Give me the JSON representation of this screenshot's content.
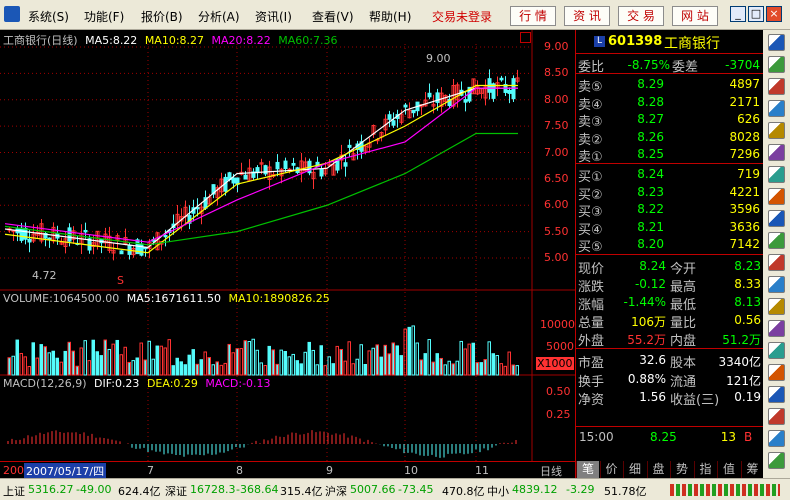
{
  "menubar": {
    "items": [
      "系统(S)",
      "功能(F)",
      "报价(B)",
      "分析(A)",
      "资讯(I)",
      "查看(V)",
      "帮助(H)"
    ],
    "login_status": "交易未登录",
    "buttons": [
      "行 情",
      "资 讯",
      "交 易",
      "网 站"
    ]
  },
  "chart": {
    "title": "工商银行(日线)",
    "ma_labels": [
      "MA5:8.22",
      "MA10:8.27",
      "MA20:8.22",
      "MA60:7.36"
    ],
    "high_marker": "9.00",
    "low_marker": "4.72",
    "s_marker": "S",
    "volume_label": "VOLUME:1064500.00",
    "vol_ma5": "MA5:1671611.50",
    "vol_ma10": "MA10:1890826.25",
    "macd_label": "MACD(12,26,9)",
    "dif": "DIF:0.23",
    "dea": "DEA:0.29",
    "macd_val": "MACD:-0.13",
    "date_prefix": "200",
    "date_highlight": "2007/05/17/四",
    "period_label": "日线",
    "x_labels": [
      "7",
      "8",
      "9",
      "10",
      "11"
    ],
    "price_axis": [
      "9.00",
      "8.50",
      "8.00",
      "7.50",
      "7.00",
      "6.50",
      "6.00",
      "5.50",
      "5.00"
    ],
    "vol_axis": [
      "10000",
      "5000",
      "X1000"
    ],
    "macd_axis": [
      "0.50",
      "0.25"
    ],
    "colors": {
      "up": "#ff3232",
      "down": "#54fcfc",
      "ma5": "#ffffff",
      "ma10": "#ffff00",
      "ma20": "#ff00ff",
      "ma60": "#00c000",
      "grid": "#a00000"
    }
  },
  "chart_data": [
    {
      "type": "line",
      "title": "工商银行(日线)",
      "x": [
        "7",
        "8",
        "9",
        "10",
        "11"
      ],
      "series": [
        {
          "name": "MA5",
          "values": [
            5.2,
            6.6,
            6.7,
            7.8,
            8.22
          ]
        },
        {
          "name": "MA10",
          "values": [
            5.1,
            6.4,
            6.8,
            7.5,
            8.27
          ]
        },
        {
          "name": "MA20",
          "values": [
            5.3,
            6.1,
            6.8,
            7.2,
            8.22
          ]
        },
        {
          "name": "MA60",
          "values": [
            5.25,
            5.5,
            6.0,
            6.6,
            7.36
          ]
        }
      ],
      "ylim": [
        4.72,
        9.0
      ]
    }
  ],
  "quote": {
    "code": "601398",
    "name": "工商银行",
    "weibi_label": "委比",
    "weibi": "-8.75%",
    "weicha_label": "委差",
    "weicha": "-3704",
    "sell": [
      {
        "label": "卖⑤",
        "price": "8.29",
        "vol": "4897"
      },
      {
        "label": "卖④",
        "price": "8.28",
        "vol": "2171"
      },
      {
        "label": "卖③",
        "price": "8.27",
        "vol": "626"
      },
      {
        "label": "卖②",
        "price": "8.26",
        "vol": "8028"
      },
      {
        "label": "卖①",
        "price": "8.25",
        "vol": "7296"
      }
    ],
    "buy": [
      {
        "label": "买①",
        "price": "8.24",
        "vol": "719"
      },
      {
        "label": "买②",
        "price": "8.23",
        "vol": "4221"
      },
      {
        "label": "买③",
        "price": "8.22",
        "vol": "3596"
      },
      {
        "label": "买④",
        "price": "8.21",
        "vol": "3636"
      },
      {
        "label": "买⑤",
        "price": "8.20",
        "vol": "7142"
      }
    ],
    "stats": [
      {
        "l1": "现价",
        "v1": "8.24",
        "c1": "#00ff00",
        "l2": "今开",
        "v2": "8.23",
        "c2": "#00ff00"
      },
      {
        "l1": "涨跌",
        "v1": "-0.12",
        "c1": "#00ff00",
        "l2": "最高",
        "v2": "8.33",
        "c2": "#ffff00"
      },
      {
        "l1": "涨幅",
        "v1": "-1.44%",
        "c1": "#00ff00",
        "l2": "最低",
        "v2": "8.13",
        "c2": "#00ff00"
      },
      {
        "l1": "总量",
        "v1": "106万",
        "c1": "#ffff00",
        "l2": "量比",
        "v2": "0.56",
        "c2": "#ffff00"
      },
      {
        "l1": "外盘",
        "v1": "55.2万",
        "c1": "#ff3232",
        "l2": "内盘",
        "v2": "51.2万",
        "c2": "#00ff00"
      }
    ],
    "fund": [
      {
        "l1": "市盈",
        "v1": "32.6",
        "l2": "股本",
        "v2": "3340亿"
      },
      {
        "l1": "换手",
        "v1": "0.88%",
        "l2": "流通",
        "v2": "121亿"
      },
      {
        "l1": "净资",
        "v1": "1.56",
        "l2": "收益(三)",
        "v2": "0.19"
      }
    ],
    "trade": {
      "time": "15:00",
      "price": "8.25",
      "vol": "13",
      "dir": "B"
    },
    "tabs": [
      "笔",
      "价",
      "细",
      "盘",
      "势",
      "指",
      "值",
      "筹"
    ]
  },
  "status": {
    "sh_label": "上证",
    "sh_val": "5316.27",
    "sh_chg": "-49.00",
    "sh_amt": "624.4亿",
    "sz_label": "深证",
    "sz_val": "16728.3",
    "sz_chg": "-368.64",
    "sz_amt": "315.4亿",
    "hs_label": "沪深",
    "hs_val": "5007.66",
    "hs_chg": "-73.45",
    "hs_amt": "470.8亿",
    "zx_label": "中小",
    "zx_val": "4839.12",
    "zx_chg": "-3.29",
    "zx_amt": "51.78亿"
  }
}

+++

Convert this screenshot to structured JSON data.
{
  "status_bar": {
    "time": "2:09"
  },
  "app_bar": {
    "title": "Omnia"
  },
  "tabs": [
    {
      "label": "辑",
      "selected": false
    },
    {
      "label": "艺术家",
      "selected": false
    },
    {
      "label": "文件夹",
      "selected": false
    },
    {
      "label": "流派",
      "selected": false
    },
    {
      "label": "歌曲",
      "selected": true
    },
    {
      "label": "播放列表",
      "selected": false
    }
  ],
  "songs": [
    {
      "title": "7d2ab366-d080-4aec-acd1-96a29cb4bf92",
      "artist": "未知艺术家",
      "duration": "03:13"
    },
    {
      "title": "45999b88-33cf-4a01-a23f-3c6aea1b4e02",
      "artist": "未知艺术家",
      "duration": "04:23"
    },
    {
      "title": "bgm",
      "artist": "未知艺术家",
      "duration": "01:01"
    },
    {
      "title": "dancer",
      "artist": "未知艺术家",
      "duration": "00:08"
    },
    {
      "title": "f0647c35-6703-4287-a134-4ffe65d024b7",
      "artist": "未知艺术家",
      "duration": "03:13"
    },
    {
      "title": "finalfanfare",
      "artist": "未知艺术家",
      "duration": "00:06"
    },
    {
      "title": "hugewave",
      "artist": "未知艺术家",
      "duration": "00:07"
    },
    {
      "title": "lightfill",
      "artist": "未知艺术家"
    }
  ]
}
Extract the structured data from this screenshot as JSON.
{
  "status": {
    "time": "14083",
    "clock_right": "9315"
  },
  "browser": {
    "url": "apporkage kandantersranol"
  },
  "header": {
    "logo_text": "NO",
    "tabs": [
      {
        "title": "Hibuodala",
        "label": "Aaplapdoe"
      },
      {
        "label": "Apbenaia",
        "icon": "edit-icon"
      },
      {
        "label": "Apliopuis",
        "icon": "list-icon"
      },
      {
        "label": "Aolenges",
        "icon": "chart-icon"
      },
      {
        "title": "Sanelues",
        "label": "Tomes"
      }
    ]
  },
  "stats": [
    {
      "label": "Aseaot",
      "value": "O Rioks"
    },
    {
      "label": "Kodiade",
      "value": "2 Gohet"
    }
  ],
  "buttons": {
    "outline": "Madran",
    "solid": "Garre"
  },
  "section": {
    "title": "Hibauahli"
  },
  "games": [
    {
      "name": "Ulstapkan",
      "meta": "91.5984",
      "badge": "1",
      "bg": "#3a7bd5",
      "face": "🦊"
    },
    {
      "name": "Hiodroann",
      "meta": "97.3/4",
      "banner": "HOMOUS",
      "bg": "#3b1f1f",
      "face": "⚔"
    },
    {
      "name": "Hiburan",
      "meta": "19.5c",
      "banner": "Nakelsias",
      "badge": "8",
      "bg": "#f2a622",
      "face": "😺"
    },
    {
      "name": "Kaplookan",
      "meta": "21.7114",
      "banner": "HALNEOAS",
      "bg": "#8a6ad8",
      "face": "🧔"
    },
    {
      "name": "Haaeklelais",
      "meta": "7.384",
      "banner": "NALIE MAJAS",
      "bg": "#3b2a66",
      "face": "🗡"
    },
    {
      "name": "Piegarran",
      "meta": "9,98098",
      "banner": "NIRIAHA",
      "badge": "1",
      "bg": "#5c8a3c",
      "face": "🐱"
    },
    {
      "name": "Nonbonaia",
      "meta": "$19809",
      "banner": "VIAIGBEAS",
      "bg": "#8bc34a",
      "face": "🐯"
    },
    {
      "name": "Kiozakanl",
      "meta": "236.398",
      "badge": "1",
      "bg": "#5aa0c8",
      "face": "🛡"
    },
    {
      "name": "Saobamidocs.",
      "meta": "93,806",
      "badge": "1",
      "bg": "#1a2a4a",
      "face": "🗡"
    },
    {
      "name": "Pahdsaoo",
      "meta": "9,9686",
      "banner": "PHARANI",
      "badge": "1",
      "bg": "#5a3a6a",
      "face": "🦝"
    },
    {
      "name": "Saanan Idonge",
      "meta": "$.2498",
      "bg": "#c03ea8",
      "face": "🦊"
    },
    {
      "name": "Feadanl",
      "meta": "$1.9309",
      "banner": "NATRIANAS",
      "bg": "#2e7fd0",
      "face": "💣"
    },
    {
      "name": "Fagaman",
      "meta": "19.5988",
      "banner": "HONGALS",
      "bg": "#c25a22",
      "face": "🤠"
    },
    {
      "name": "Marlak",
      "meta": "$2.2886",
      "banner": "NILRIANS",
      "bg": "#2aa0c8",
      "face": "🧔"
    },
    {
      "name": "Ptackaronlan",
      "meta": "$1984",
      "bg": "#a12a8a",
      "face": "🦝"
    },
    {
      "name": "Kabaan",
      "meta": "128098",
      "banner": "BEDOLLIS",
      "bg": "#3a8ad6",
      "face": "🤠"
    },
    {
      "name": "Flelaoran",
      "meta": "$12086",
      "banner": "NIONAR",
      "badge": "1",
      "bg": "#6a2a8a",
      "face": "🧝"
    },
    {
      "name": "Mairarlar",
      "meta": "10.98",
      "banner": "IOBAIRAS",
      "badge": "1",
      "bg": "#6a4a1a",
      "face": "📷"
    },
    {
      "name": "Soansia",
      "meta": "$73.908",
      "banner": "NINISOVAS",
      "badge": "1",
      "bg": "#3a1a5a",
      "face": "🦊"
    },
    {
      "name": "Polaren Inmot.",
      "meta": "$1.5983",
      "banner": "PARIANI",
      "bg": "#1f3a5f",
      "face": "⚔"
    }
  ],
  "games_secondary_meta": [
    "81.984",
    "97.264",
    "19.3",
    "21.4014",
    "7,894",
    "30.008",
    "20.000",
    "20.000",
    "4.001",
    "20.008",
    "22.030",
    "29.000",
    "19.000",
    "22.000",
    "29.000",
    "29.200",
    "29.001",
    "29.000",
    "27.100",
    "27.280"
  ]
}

+++

### Exercise task
Filter out every line that lacks the word "JSON", and copy the rest.

### Answer to this task
Give me the JSON representation of this screenshot's content.
Convert this screenshot to structured JSON data.
Extract the structured data from this screenshot as JSON.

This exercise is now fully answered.